> **WORK INSTRUCTIONS**
What follows is a set of records, each of which is to be written out exactly.

● ● ● ● ●

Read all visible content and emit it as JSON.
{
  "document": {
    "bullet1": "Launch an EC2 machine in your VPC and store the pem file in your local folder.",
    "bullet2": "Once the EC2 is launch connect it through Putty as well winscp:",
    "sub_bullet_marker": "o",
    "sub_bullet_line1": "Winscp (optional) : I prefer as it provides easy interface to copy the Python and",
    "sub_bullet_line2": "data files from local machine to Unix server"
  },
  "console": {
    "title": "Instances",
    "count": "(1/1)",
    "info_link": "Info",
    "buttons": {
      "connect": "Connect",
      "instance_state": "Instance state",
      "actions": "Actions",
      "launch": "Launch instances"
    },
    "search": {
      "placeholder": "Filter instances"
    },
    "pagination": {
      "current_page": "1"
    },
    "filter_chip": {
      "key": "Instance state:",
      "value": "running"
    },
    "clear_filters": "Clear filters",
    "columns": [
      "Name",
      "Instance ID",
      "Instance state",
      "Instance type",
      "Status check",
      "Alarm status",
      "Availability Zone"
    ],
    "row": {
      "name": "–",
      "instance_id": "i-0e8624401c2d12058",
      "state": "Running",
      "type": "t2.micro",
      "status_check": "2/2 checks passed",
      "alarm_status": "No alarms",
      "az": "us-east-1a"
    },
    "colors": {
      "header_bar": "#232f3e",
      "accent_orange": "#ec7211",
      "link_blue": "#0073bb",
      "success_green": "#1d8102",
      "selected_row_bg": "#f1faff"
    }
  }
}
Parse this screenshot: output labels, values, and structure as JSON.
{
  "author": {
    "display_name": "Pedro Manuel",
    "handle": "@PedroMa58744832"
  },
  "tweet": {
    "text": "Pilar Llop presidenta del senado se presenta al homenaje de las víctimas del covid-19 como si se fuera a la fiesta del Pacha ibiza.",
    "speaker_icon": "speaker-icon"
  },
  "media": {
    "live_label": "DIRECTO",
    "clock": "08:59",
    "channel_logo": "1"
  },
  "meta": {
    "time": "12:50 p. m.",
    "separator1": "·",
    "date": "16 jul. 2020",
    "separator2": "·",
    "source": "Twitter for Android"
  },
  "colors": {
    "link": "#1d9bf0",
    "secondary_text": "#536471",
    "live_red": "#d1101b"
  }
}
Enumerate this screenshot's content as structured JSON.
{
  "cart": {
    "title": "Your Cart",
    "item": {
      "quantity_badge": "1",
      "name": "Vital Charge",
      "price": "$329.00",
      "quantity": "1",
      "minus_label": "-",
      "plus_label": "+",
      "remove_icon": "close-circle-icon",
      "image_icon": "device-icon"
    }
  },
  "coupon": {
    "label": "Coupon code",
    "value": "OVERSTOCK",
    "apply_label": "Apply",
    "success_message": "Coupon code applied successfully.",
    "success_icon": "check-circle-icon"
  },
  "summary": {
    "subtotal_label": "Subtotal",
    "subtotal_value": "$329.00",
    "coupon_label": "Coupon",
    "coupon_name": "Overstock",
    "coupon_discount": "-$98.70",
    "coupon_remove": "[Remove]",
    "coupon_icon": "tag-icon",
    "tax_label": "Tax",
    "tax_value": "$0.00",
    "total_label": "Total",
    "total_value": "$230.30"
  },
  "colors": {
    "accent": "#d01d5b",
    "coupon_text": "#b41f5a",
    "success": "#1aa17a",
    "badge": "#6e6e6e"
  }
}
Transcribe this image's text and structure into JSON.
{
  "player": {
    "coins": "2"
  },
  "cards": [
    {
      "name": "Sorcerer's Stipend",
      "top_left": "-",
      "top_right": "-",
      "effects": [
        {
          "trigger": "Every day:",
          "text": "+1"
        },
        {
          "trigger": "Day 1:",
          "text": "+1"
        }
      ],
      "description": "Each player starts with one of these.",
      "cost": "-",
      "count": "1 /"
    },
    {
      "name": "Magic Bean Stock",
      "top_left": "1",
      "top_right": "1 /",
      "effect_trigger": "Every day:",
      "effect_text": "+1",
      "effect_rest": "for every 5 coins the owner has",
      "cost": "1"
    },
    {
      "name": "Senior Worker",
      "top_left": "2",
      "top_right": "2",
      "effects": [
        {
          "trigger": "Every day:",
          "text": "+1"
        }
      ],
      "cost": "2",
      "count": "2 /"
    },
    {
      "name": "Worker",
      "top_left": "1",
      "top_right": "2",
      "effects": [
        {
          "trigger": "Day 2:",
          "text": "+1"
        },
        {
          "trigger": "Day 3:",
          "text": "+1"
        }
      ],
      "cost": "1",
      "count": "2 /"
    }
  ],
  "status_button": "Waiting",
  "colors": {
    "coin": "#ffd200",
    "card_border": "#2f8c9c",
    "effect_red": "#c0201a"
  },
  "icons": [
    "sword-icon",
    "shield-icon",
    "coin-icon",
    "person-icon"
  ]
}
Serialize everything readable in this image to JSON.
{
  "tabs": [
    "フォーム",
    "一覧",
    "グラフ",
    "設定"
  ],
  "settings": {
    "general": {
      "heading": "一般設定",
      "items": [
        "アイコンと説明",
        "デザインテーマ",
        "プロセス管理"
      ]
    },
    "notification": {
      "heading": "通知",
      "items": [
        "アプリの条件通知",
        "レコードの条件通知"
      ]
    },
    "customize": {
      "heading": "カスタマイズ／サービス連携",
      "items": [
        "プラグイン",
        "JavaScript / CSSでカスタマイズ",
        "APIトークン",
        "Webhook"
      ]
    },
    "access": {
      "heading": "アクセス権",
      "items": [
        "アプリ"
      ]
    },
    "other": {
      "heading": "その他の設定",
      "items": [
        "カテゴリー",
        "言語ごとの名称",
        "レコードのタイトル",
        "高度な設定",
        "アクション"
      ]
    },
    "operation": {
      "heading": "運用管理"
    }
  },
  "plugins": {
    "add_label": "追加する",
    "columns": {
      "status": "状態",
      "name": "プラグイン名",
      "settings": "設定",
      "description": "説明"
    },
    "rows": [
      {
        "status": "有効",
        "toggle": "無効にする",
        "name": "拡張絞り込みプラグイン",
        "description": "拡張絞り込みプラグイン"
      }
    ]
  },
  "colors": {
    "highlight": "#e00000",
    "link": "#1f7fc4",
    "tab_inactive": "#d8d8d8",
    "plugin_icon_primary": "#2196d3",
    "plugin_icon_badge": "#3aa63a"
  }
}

● ● ● ● ●

> **RESULT OF THE TASK**
Read all visible content and emit it as JSON.
{
  "document": {
    "bullet1": "Launch an EC2 machine in your VPC and store the pem file in your local folder.",
    "bullet2": "Once the EC2 is launch connect it through Putty as well winscp:",
    "sub_bullet_marker": "o",
    "sub_bullet_line1": "Winscp (optional) : I prefer as it provides easy interface to copy the Python and",
    "sub_bullet_line2": "data files from local machine to Unix server"
  },
  "console": {
    "title": "Instances",
    "count": "(1/1)",
    "info_link": "Info",
    "buttons": {
      "connect": "Connect",
      "instance_state": "Instance state",
      "actions": "Actions",
      "launch": "Launch instances"
    },
    "search": {
      "placeholder": "Filter instances"
    },
    "pagination": {
      "current_page": "1"
    },
    "filter_chip": {
      "key": "Instance state:",
      "value": "running"
    },
    "clear_filters": "Clear filters",
    "columns": [
      "Name",
      "Instance ID",
      "Instance state",
      "Instance type",
      "Status check",
      "Alarm status",
      "Availability Zone"
    ],
    "row": {
      "name": "–",
      "instance_id": "i-0e8624401c2d12058",
      "state": "Running",
      "type": "t2.micro",
      "status_check": "2/2 checks passed",
      "alarm_status": "No alarms",
      "az": "us-east-1a"
    },
    "colors": {
      "header_bar": "#232f3e",
      "accent_orange": "#ec7211",
      "link_blue": "#0073bb",
      "success_green": "#1d8102",
      "selected_row_bg": "#f1faff"
    }
  }
}
Parse this screenshot: output labels, values, and structure as JSON.
{
  "author": {
    "display_name": "Pedro Manuel",
    "handle": "@PedroMa58744832"
  },
  "tweet": {
    "text": "Pilar Llop presidenta del senado se presenta al homenaje de las víctimas del covid-19 como si se fuera a la fiesta del Pacha ibiza.",
    "speaker_icon": "speaker-icon"
  },
  "media": {
    "live_label": "DIRECTO",
    "clock": "08:59",
    "channel_logo": "1"
  },
  "meta": {
    "time": "12:50 p. m.",
    "separator1": "·",
    "date": "16 jul. 2020",
    "separator2": "·",
    "source": "Twitter for Android"
  },
  "colors": {
    "link": "#1d9bf0",
    "secondary_text": "#536471",
    "live_red": "#d1101b"
  }
}
Enumerate this screenshot's content as structured JSON.
{
  "cart": {
    "title": "Your Cart",
    "item": {
      "quantity_badge": "1",
      "name": "Vital Charge",
      "price": "$329.00",
      "quantity": "1",
      "minus_label": "-",
      "plus_label": "+",
      "remove_icon": "close-circle-icon",
      "image_icon": "device-icon"
    }
  },
  "coupon": {
    "label": "Coupon code",
    "value": "OVERSTOCK",
    "apply_label": "Apply",
    "success_message": "Coupon code applied successfully.",
    "success_icon": "check-circle-icon"
  },
  "summary": {
    "subtotal_label": "Subtotal",
    "subtotal_value": "$329.00",
    "coupon_label": "Coupon",
    "coupon_name": "Overstock",
    "coupon_discount": "-$98.70",
    "coupon_remove": "[Remove]",
    "coupon_icon": "tag-icon",
    "tax_label": "Tax",
    "tax_value": "$0.00",
    "total_label": "Total",
    "total_value": "$230.30"
  },
  "colors": {
    "accent": "#d01d5b",
    "coupon_text": "#b41f5a",
    "success": "#1aa17a",
    "badge": "#6e6e6e"
  }
}
Transcribe this image's text and structure into JSON.
{
  "player": {
    "coins": "2"
  },
  "cards": [
    {
      "name": "Sorcerer's Stipend",
      "top_left": "-",
      "top_right": "-",
      "effects": [
        {
          "trigger": "Every day:",
          "text": "+1"
        },
        {
          "trigger": "Day 1:",
          "text": "+1"
        }
      ],
      "description": "Each player starts with one of these.",
      "cost": "-",
      "count": "1 /"
    },
    {
      "name": "Magic Bean Stock",
      "top_left": "1",
      "top_right": "1 /",
      "effect_trigger": "Every day:",
      "effect_text": "+1",
      "effect_rest": "for every 5 coins the owner has",
      "cost": "1"
    },
    {
      "name": "Senior Worker",
      "top_left": "2",
      "top_right": "2",
      "effects": [
        {
          "trigger": "Every day:",
          "text": "+1"
        }
      ],
      "cost": "2",
      "count": "2 /"
    },
    {
      "name": "Worker",
      "top_left": "1",
      "top_right": "2",
      "effects": [
        {
          "trigger": "Day 2:",
          "text": "+1"
        },
        {
          "trigger": "Day 3:",
          "text": "+1"
        }
      ],
      "cost": "1",
      "count": "2 /"
    }
  ],
  "status_button": "Waiting",
  "colors": {
    "coin": "#ffd200",
    "card_border": "#2f8c9c",
    "effect_red": "#c0201a"
  },
  "icons": [
    "sword-icon",
    "shield-icon",
    "coin-icon",
    "person-icon"
  ]
}
Serialize everything readable in this image to JSON.
{
  "tabs": [
    "フォーム",
    "一覧",
    "グラフ",
    "設定"
  ],
  "settings": {
    "general": {
      "heading": "一般設定",
      "items": [
        "アイコンと説明",
        "デザインテーマ",
        "プロセス管理"
      ]
    },
    "notification": {
      "heading": "通知",
      "items": [
        "アプリの条件通知",
        "レコードの条件通知"
      ]
    },
    "customize": {
      "heading": "カスタマイズ／サービス連携",
      "items": [
        "プラグイン",
        "JavaScript / CSSでカスタマイズ",
        "APIトークン",
        "Webhook"
      ]
    },
    "access": {
      "heading": "アクセス権",
      "items": [
        "アプリ"
      ]
    },
    "other": {
      "heading": "その他の設定",
      "items": [
        "カテゴリー",
        "言語ごとの名称",
        "レコードのタイトル",
        "高度な設定",
        "アクション"
      ]
    },
    "operation": {
      "heading": "運用管理"
    }
  },
  "plugins": {
    "add_label": "追加する",
    "columns": {
      "status": "状態",
      "name": "プラグイン名",
      "settings": "設定",
      "description": "説明"
    },
    "rows": [
      {
        "status": "有効",
        "toggle": "無効にする",
        "name": "拡張絞り込みプラグイン",
        "description": "拡張絞り込みプラグイン"
      }
    ]
  },
  "colors": {
    "highlight": "#e00000",
    "link": "#1f7fc4",
    "tab_inactive": "#d8d8d8",
    "plugin_icon_primary": "#2196d3",
    "plugin_icon_badge": "#3aa63a"
  }
}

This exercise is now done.